● **What you are asked to do**
Reproduce the records exactly.

Extracted data entries:
§
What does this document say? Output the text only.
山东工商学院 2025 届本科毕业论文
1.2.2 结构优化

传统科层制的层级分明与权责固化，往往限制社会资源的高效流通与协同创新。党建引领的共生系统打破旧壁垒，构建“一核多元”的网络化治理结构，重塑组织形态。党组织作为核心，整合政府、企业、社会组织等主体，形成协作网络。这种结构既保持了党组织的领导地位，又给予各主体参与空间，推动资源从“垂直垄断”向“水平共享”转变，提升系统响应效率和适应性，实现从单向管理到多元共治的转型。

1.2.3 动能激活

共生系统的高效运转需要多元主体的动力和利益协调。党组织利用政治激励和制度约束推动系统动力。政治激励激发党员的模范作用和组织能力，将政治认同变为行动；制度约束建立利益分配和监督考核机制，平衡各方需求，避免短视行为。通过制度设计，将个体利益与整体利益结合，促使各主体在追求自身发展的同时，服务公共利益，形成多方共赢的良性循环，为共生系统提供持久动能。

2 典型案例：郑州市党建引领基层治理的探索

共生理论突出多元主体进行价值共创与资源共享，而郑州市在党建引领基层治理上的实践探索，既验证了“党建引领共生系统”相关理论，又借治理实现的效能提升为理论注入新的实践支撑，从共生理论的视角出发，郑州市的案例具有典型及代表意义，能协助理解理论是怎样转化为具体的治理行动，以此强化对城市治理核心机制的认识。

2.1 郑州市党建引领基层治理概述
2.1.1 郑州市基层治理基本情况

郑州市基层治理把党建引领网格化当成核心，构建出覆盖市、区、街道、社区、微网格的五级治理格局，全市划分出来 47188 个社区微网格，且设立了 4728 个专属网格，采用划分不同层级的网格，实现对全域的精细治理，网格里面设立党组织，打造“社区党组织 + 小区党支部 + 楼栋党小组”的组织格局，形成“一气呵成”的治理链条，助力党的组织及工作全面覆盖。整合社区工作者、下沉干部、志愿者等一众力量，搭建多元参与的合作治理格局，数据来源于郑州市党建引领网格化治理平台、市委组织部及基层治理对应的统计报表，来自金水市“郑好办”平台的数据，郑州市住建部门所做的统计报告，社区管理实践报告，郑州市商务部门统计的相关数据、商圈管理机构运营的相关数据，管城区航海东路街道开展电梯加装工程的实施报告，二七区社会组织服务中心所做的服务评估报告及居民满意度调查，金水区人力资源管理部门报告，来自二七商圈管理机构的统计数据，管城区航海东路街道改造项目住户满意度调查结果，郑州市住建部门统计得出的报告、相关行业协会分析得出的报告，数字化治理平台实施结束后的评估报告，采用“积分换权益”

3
§
● **Complete output**
What does this document say? Output the text only.
山东工商学院 2025 届本科毕业论文
1.2.2 结构优化

传统科层制的层级分明与权责固化，往往限制社会资源的高效流通与协同创新。党建引领的共生系统打破旧壁垒，构建“一核多元”的网络化治理结构，重塑组织形态。党组织作为核心，整合政府、企业、社会组织等主体，形成协作网络。这种结构既保持了党组织的领导地位，又给予各主体参与空间，推动资源从“垂直垄断”向“水平共享”转变，提升系统响应效率和适应性，实现从单向管理到多元共治的转型。

1.2.3 动能激活

共生系统的高效运转需要多元主体的动力和利益协调。党组织利用政治激励和制度约束推动系统动力。政治激励激发党员的模范作用和组织能力，将政治认同变为行动；制度约束建立利益分配和监督考核机制，平衡各方需求，避免短视行为。通过制度设计，将个体利益与整体利益结合，促使各主体在追求自身发展的同时，服务公共利益，形成多方共赢的良性循环，为共生系统提供持久动能。

2 典型案例：郑州市党建引领基层治理的探索

共生理论突出多元主体进行价值共创与资源共享，而郑州市在党建引领基层治理上的实践探索，既验证了“党建引领共生系统”相关理论，又借治理实现的效能提升为理论注入新的实践支撑，从共生理论的视角出发，郑州市的案例具有典型及代表意义，能协助理解理论是怎样转化为具体的治理行动，以此强化对城市治理核心机制的认识。

2.1 郑州市党建引领基层治理概述
2.1.1 郑州市基层治理基本情况

郑州市基层治理把党建引领网格化当成核心，构建出覆盖市、区、街道、社区、微网格的五级治理格局，全市划分出来 47188 个社区微网格，且设立了 4728 个专属网格，采用划分不同层级的网格，实现对全域的精细治理，网格里面设立党组织，打造“社区党组织 + 小区党支部 + 楼栋党小组”的组织格局，形成“一气呵成”的治理链条，助力党的组织及工作全面覆盖。整合社区工作者、下沉干部、志愿者等一众力量，搭建多元参与的合作治理格局，数据来源于郑州市党建引领网格化治理平台、市委组织部及基层治理对应的统计报表，来自金水市“郑好办”平台的数据，郑州市住建部门所做的统计报告，社区管理实践报告，郑州市商务部门统计的相关数据、商圈管理机构运营的相关数据，管城区航海东路街道开展电梯加装工程的实施报告，二七区社会组织服务中心所做的服务评估报告及居民满意度调查，金水区人力资源管理部门报告，来自二七商圈管理机构的统计数据，管城区航海东路街道改造项目住户满意度调查结果，郑州市住建部门统计得出的报告、相关行业协会分析得出的报告，数字化治理平台实施结束后的评估报告，采用“积分换权益”

3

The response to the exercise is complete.